[Extracted records]
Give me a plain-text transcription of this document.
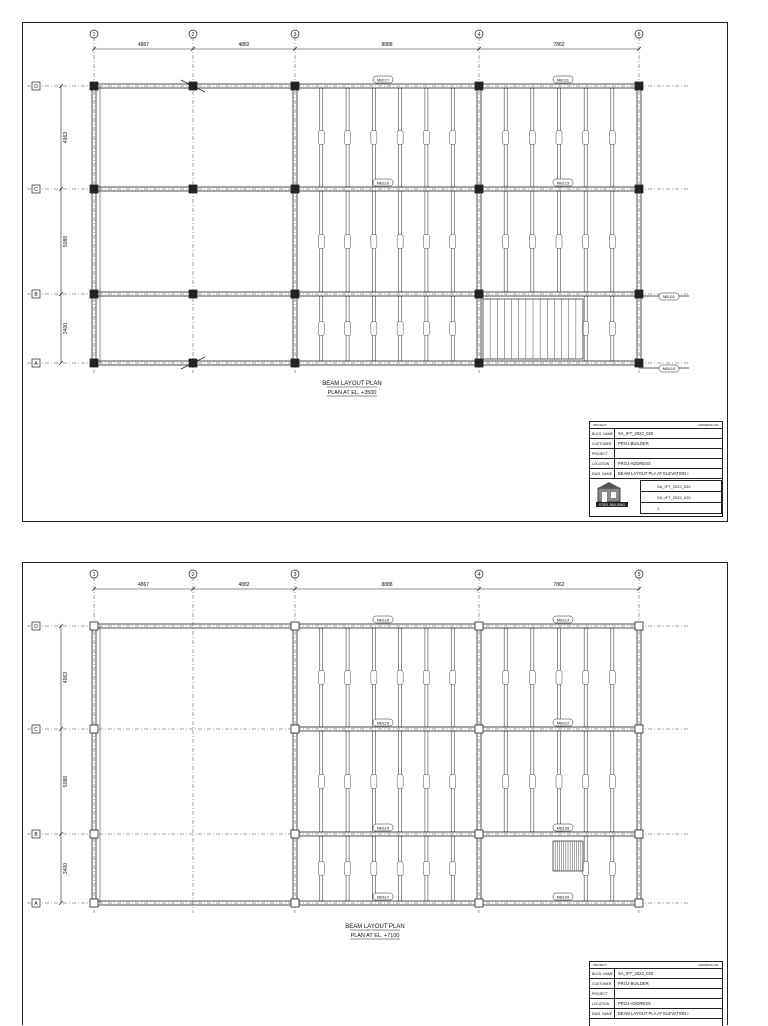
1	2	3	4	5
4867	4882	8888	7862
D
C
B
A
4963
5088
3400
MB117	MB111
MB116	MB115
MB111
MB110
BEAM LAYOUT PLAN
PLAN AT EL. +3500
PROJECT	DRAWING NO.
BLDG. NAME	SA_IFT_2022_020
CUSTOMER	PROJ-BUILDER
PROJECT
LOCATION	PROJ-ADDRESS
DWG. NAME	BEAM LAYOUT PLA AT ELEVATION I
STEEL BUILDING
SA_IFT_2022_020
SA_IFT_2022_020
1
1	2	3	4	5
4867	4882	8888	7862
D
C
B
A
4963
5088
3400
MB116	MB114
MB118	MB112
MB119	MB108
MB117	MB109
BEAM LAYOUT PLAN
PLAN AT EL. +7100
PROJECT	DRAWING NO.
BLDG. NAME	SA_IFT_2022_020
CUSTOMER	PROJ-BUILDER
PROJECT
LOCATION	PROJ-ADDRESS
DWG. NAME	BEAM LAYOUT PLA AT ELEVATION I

---

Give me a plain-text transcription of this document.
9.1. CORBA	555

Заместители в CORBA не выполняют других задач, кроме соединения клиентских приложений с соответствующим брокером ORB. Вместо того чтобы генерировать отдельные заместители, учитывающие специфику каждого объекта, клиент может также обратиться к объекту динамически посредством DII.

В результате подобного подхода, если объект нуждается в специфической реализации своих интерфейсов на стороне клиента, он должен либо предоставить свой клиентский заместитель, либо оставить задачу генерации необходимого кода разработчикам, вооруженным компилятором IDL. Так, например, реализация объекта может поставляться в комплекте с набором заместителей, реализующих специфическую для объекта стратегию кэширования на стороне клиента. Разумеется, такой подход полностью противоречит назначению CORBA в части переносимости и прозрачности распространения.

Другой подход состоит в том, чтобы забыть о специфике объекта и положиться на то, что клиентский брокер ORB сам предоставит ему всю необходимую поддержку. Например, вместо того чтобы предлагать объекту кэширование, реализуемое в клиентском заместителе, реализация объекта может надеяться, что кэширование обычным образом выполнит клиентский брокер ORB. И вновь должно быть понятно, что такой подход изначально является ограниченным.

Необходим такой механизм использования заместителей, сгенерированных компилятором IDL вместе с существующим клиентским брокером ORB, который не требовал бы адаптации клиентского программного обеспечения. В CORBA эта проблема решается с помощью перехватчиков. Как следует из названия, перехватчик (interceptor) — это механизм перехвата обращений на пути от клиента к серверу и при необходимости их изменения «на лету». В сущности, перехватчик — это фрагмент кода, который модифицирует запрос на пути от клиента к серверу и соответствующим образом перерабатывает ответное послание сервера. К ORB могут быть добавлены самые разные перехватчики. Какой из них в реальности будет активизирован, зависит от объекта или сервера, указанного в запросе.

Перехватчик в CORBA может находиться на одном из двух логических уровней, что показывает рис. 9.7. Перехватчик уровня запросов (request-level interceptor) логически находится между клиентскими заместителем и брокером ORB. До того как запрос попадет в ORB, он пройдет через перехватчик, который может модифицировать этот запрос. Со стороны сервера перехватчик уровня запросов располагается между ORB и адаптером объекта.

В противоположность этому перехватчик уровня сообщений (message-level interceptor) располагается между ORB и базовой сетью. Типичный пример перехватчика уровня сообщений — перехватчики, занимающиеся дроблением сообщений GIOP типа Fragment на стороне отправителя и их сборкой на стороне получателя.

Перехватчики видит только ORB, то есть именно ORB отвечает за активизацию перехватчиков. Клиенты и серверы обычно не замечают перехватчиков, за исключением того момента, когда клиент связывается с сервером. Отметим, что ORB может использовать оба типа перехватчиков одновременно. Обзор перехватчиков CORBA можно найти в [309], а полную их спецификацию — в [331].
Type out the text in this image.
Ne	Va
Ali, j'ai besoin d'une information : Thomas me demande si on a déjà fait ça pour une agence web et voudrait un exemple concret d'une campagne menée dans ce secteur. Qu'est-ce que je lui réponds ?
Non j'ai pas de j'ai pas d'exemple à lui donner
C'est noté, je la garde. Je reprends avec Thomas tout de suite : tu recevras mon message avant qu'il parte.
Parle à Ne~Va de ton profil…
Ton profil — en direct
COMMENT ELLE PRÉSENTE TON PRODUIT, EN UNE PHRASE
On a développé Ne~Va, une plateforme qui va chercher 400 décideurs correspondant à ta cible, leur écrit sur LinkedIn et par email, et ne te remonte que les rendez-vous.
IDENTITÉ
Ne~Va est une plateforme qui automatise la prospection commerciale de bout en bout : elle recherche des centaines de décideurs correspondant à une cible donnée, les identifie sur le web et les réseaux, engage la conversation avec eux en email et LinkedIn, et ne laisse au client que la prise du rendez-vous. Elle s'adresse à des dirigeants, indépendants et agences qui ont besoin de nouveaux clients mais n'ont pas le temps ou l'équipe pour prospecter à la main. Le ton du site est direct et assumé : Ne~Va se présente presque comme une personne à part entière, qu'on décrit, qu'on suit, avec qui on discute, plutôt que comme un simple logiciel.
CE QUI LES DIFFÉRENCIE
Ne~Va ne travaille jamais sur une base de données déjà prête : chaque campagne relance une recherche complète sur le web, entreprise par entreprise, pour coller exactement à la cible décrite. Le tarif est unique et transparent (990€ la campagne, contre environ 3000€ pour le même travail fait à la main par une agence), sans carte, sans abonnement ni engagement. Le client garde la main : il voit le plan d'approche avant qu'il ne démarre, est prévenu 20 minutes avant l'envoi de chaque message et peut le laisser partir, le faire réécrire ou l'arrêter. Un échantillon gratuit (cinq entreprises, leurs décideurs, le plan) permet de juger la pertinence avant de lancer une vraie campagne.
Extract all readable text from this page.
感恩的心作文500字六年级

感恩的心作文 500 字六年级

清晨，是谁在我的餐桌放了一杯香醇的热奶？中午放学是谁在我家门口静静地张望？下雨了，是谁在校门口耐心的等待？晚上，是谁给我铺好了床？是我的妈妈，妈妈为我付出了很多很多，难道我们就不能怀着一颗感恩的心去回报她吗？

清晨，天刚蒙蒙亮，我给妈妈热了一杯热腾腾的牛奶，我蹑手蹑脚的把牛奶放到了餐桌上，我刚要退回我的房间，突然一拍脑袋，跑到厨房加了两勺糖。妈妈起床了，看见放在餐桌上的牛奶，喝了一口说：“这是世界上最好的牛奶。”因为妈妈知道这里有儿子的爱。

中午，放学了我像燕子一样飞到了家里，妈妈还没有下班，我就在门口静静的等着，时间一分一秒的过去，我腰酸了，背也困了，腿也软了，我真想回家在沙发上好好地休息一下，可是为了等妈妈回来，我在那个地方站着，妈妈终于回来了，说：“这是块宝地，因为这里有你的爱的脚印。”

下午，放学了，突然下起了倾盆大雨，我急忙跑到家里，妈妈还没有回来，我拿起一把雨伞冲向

---

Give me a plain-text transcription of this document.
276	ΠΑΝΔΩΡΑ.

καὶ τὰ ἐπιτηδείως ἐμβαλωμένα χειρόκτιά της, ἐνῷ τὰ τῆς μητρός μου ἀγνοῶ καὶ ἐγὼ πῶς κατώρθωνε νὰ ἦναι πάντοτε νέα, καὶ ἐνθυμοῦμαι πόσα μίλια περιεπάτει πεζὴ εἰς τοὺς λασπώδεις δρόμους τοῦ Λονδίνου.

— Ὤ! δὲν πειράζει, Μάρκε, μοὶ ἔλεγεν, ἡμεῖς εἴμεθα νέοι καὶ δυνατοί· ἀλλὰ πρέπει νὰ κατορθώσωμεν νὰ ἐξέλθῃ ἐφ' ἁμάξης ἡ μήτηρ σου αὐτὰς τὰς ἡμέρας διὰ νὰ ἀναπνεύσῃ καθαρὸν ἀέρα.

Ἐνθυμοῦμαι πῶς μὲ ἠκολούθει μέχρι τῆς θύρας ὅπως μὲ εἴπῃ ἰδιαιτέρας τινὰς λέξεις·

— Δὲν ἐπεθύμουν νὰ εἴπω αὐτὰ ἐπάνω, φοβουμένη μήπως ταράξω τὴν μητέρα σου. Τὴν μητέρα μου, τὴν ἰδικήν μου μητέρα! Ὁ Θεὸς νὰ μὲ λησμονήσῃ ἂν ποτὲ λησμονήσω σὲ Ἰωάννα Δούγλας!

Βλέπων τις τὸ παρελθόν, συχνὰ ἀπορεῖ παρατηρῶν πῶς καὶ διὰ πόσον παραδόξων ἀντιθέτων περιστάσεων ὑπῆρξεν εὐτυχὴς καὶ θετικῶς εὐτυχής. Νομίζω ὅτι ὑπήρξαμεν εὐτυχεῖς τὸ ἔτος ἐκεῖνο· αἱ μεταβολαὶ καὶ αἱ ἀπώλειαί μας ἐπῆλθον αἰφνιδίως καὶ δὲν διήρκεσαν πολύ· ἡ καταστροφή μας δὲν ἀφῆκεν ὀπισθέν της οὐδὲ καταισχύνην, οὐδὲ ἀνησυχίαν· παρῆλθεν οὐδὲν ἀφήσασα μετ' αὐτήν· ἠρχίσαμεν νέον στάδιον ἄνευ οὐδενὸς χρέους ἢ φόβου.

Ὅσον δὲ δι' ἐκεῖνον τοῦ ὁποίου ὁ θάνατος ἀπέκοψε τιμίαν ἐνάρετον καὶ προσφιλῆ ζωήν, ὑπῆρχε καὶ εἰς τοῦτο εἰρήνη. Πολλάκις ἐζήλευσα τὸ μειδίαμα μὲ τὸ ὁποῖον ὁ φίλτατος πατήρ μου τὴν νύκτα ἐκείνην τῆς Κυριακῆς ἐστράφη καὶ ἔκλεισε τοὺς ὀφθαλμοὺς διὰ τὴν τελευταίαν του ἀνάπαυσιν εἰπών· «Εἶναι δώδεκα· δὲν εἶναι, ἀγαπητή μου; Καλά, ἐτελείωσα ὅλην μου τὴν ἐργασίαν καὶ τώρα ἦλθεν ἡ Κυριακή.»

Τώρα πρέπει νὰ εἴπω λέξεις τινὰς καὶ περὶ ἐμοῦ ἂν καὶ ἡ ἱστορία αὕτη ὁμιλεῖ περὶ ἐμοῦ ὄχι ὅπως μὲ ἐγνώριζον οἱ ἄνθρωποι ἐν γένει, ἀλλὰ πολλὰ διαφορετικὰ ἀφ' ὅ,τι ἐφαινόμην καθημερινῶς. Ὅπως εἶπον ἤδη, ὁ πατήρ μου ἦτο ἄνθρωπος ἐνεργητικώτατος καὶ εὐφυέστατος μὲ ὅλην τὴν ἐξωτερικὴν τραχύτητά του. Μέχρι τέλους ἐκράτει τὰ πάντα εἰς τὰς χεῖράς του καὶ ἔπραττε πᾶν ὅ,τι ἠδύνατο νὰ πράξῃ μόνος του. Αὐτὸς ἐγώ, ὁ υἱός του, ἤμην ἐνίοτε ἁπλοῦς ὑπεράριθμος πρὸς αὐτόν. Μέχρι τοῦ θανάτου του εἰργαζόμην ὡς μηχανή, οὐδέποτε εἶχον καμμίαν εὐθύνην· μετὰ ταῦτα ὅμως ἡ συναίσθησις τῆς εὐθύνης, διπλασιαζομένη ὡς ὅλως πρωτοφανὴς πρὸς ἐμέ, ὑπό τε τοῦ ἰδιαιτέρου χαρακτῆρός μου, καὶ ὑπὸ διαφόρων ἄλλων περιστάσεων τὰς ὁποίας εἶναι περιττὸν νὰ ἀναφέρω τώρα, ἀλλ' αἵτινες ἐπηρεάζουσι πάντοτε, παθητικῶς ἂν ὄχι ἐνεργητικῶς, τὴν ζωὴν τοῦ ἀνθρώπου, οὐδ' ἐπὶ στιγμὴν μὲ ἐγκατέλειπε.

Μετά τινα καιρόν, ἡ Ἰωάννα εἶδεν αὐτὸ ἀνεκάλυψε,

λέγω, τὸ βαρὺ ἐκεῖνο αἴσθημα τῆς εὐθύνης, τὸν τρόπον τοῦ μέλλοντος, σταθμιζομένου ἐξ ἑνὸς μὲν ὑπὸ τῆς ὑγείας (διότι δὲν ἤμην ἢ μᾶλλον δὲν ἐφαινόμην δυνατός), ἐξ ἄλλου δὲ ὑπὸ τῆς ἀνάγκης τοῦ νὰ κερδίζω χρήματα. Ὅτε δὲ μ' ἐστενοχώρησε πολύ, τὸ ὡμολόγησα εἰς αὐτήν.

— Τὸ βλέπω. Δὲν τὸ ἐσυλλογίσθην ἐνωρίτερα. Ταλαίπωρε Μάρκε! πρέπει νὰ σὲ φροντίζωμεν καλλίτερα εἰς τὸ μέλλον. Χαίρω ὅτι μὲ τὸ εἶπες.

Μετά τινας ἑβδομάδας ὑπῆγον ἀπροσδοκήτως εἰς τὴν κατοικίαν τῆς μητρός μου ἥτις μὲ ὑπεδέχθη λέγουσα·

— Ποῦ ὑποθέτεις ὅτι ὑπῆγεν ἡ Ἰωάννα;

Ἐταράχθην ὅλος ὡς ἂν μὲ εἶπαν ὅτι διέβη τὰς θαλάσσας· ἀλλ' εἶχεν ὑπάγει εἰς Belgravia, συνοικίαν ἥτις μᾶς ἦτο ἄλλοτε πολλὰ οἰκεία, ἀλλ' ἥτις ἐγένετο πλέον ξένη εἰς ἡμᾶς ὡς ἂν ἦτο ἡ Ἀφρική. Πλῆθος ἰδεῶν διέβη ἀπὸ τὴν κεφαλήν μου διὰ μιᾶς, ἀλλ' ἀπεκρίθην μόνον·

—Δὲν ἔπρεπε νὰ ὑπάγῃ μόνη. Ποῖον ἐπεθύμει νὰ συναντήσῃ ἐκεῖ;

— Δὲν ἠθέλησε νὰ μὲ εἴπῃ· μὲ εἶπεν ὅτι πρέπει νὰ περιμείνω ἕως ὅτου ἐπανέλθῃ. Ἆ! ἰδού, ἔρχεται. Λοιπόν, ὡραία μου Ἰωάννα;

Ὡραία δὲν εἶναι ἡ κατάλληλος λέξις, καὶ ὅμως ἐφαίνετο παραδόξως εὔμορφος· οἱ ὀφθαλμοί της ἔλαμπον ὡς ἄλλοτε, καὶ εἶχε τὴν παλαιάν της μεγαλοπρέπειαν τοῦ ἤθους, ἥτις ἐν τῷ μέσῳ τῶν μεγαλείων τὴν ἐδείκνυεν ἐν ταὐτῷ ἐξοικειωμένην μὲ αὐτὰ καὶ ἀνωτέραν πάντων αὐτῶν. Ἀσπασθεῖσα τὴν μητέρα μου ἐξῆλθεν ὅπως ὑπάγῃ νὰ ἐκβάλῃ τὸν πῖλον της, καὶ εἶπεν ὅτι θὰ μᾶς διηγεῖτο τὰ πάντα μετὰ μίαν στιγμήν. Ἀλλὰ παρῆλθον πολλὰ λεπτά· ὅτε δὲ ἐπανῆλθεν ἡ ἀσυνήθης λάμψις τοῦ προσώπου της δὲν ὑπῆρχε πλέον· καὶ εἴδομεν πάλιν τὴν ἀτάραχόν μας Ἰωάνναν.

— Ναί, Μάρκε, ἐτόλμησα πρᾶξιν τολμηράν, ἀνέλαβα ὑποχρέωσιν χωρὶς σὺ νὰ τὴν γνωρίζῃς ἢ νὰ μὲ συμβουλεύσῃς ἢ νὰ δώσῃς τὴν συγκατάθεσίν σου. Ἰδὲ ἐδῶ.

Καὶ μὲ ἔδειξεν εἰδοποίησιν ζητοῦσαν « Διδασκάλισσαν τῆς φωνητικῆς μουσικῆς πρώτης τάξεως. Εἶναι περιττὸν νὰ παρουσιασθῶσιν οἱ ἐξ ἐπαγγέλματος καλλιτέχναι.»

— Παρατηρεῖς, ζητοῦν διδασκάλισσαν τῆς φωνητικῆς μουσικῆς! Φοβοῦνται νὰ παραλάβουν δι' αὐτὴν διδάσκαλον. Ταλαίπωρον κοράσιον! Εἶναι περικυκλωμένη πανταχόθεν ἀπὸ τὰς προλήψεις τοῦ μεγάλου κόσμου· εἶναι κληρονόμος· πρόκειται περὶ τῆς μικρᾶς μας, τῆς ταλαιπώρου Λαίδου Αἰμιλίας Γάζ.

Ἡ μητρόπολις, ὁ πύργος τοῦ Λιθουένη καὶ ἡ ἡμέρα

**DIRECTIONS FOR THIS TASK:**
Count the lines in the entries above that include the string "εἴπῃ", then give only that figure.

**RESULT OF THIS EXERCISE:**
2